_WHAT NEEDS TO BE DONE_
Every line containing the word "Подп" needs to be found and copied.
== DATASET CONTENT
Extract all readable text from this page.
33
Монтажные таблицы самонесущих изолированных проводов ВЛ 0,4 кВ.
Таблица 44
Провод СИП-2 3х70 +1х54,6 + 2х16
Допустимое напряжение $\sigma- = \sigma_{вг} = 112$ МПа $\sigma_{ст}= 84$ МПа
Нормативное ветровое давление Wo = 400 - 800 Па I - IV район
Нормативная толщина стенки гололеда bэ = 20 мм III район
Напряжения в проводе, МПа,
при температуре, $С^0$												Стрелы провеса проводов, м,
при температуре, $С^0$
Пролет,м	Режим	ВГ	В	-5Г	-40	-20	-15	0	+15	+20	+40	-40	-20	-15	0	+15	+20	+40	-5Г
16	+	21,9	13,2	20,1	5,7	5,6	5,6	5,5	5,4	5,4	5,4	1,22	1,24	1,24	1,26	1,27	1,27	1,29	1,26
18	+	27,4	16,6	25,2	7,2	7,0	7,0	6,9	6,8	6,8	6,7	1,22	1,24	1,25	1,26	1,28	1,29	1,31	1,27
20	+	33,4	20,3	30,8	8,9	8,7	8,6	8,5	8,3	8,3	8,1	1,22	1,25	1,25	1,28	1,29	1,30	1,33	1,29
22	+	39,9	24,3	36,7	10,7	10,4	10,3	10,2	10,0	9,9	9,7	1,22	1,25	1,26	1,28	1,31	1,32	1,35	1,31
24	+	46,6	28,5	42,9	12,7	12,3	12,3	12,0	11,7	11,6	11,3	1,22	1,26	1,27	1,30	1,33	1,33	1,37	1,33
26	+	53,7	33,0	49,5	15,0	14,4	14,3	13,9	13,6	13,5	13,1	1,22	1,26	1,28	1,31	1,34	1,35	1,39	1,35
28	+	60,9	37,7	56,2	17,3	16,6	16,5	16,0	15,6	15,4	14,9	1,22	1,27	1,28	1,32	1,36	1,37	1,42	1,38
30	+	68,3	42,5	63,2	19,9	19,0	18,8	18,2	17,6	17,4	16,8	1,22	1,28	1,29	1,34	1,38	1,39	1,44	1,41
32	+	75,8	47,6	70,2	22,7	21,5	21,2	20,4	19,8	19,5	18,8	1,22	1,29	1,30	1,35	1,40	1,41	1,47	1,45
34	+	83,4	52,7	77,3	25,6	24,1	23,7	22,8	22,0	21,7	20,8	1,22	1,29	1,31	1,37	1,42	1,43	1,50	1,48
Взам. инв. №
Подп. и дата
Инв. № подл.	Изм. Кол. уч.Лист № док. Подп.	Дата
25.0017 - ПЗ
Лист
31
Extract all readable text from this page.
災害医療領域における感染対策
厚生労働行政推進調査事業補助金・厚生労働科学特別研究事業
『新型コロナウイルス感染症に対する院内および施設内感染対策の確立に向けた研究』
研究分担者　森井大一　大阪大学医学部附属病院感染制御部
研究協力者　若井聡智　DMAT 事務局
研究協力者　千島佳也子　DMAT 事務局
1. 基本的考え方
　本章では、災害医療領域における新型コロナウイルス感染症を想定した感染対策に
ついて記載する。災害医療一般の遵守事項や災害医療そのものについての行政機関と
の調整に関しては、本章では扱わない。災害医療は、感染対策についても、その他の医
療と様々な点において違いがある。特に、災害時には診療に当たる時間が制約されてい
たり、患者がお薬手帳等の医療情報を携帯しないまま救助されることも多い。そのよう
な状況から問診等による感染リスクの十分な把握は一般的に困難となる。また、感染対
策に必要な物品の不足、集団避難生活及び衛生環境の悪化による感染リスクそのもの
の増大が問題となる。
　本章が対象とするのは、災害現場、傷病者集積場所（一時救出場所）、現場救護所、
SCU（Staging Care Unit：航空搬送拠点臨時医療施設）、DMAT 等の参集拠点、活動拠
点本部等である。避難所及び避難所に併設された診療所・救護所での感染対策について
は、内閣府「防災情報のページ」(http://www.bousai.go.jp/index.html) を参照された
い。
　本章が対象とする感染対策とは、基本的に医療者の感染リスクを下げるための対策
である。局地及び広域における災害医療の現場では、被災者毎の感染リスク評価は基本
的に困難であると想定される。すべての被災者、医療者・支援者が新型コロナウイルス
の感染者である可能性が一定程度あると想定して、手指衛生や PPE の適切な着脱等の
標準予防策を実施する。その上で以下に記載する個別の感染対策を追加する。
====
_PROBLEM SOLUTION_
Подп. и дата
Инв. № подл.	Изм. Кол. уч.Лист № док. Подп.	Дата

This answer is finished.